(THE PROBLEM) Extract each line of the material that follows exactly and omit its pictures.

(TASK MATERIAL)

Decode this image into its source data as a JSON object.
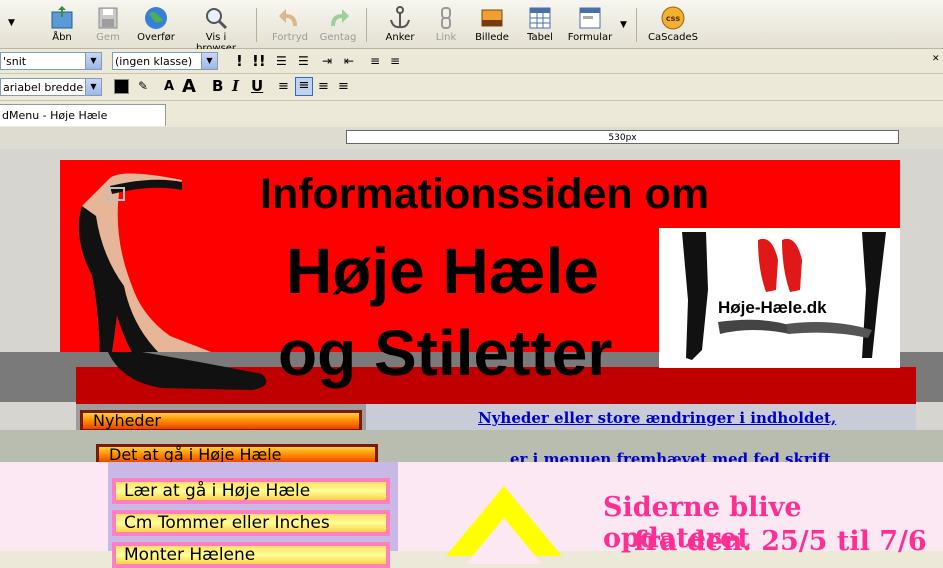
{
  "toolbar": {
    "buttons": [
      {
        "label": "Åbn",
        "icon": "open-icon"
      },
      {
        "label": "Gem",
        "icon": "save-icon"
      },
      {
        "label": "Overfør",
        "icon": "publish-icon"
      },
      {
        "label": "Vis i browser",
        "icon": "browse-icon"
      },
      {
        "label": "Fortryd",
        "icon": "undo-icon"
      },
      {
        "label": "Gentag",
        "icon": "redo-icon"
      },
      {
        "label": "Anker",
        "icon": "anchor-icon"
      },
      {
        "label": "Link",
        "icon": "link-icon"
      },
      {
        "label": "Billede",
        "icon": "image-icon"
      },
      {
        "label": "Tabel",
        "icon": "table-icon"
      },
      {
        "label": "Formular",
        "icon": "form-icon"
      },
      {
        "label": "CaScadeS",
        "icon": "css-icon"
      }
    ]
  },
  "format": {
    "paragraph_select": "'snit",
    "class_select": "(ingen klasse)",
    "font_select": "ariabel bredde",
    "bold": "B",
    "italic": "I",
    "underline": "U",
    "smaller": "A",
    "larger": "A"
  },
  "tab": {
    "label": "dMenu - Høje Hæle"
  },
  "ruler": {
    "width_label": "530px"
  },
  "page": {
    "banner_line1": "Informationssiden om",
    "banner_line2": "Høje Hæle",
    "banner_line3": "og Stiletter",
    "logo_text": "Høje-Hæle.dk",
    "news_link": "Nyheder eller store ændringer i indholdet,",
    "news_note": "er i menuen fremhævet med fed skrift",
    "menu_red": [
      "Nyheder",
      "Det at gå i Høje Hæle"
    ],
    "menu_pink": [
      "Lær at gå i Høje Hæle",
      "Cm Tommer eller Inches",
      "Monter Hælene"
    ],
    "update_line1": "Siderne blive opdateret",
    "update_line2": "fra den. 25/5 til 7/6"
  },
  "colors": {
    "banner": "#ff0000",
    "link": "#0000cc",
    "pink_text": "#ff2e93"
  }
}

(ANSWER IN FULL)
Decode this image into its source data as a JSON object.
{
  "toolbar": {
    "buttons": [
      {
        "label": "Åbn",
        "icon": "open-icon"
      },
      {
        "label": "Gem",
        "icon": "save-icon"
      },
      {
        "label": "Overfør",
        "icon": "publish-icon"
      },
      {
        "label": "Vis i browser",
        "icon": "browse-icon"
      },
      {
        "label": "Fortryd",
        "icon": "undo-icon"
      },
      {
        "label": "Gentag",
        "icon": "redo-icon"
      },
      {
        "label": "Anker",
        "icon": "anchor-icon"
      },
      {
        "label": "Link",
        "icon": "link-icon"
      },
      {
        "label": "Billede",
        "icon": "image-icon"
      },
      {
        "label": "Tabel",
        "icon": "table-icon"
      },
      {
        "label": "Formular",
        "icon": "form-icon"
      },
      {
        "label": "CaScadeS",
        "icon": "css-icon"
      }
    ]
  },
  "format": {
    "paragraph_select": "'snit",
    "class_select": "(ingen klasse)",
    "font_select": "ariabel bredde",
    "bold": "B",
    "italic": "I",
    "underline": "U",
    "smaller": "A",
    "larger": "A"
  },
  "tab": {
    "label": "dMenu - Høje Hæle"
  },
  "ruler": {
    "width_label": "530px"
  },
  "page": {
    "banner_line1": "Informationssiden om",
    "banner_line2": "Høje Hæle",
    "banner_line3": "og Stiletter",
    "logo_text": "Høje-Hæle.dk",
    "news_link": "Nyheder eller store ændringer i indholdet,",
    "news_note": "er i menuen fremhævet med fed skrift",
    "menu_red": [
      "Nyheder",
      "Det at gå i Høje Hæle"
    ],
    "menu_pink": [
      "Lær at gå i Høje Hæle",
      "Cm Tommer eller Inches",
      "Monter Hælene"
    ],
    "update_line1": "Siderne blive opdateret",
    "update_line2": "fra den. 25/5 til 7/6"
  },
  "colors": {
    "banner": "#ff0000",
    "link": "#0000cc",
    "pink_text": "#ff2e93"
  }
}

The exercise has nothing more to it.